╭──

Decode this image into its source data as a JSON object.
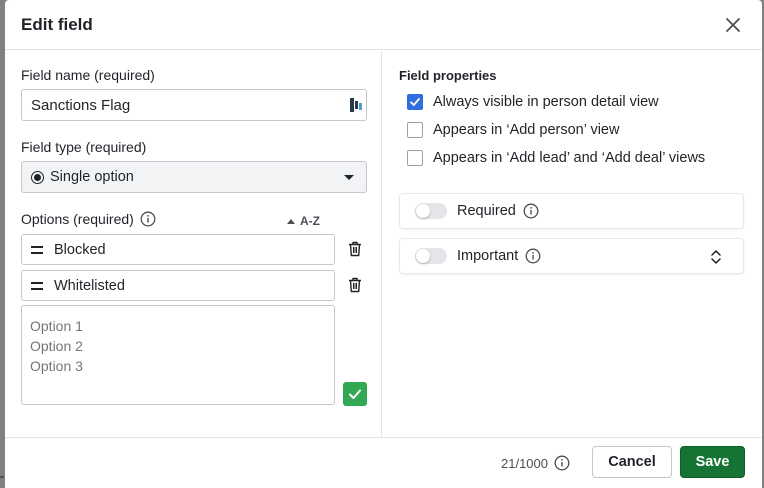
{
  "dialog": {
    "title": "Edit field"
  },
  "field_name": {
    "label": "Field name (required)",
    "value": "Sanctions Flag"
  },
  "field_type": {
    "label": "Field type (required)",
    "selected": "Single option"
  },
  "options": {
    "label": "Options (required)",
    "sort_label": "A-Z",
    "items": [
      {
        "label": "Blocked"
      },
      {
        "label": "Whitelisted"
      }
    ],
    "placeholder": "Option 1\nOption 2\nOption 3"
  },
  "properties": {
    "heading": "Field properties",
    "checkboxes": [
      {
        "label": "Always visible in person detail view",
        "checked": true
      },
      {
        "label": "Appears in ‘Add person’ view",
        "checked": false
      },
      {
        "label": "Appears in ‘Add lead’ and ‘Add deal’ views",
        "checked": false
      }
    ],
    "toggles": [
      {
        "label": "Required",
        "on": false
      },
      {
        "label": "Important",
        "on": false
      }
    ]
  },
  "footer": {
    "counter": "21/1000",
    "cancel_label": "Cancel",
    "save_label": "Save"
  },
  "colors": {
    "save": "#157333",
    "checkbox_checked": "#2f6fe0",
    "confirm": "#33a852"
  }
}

╰──

Goal:
Transcribe every entry above exactly. Omit all pictures.

Output of the task:
Decode this image into its source data as a JSON object.
{
  "dialog": {
    "title": "Edit field"
  },
  "field_name": {
    "label": "Field name (required)",
    "value": "Sanctions Flag"
  },
  "field_type": {
    "label": "Field type (required)",
    "selected": "Single option"
  },
  "options": {
    "label": "Options (required)",
    "sort_label": "A-Z",
    "items": [
      {
        "label": "Blocked"
      },
      {
        "label": "Whitelisted"
      }
    ],
    "placeholder": "Option 1\nOption 2\nOption 3"
  },
  "properties": {
    "heading": "Field properties",
    "checkboxes": [
      {
        "label": "Always visible in person detail view",
        "checked": true
      },
      {
        "label": "Appears in ‘Add person’ view",
        "checked": false
      },
      {
        "label": "Appears in ‘Add lead’ and ‘Add deal’ views",
        "checked": false
      }
    ],
    "toggles": [
      {
        "label": "Required",
        "on": false
      },
      {
        "label": "Important",
        "on": false
      }
    ]
  },
  "footer": {
    "counter": "21/1000",
    "cancel_label": "Cancel",
    "save_label": "Save"
  },
  "colors": {
    "save": "#157333",
    "checkbox_checked": "#2f6fe0",
    "confirm": "#33a852"
  }
}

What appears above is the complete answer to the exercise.